Give every line from the entries that contains "icon".

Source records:
-------

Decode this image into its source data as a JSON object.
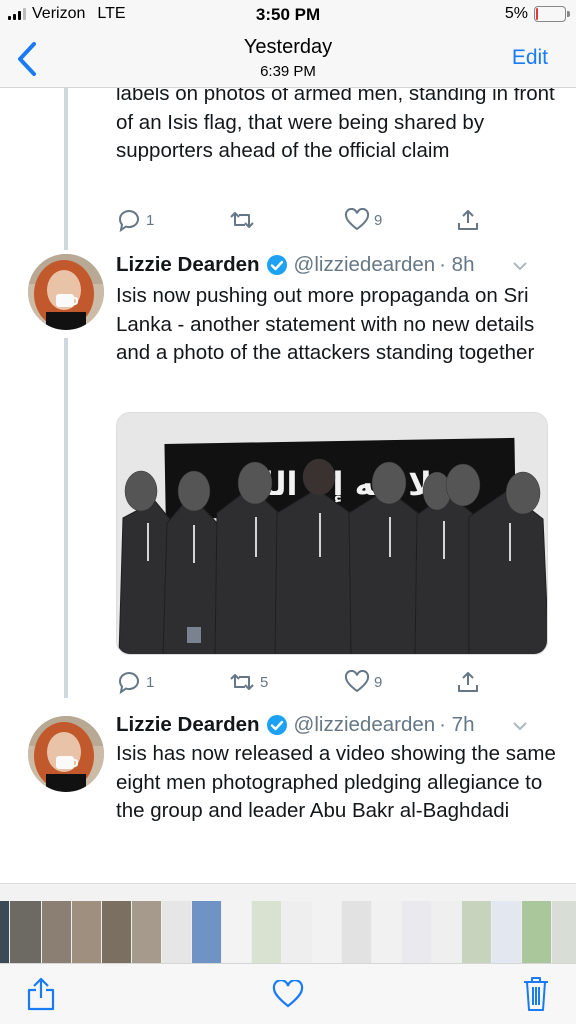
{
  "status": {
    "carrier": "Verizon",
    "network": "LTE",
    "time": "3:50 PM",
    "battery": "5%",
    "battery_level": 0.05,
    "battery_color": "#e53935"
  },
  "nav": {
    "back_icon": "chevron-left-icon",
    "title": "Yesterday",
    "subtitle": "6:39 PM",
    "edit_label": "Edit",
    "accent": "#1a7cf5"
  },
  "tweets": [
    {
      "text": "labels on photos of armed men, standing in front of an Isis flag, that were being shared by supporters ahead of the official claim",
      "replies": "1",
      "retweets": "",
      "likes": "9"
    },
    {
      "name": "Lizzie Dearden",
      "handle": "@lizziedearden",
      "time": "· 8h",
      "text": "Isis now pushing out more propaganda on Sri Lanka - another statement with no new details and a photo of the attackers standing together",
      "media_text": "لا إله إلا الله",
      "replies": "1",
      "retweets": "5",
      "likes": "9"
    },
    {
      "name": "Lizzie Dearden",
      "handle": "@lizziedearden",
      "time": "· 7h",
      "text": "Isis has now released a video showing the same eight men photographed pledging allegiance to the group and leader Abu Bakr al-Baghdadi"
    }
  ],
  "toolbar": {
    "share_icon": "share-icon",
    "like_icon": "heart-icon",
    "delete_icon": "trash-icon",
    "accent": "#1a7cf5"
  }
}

-------

Written answer:
    "back_icon": "chevron-left-icon",
    "share_icon": "share-icon",
    "like_icon": "heart-icon",
    "delete_icon": "trash-icon",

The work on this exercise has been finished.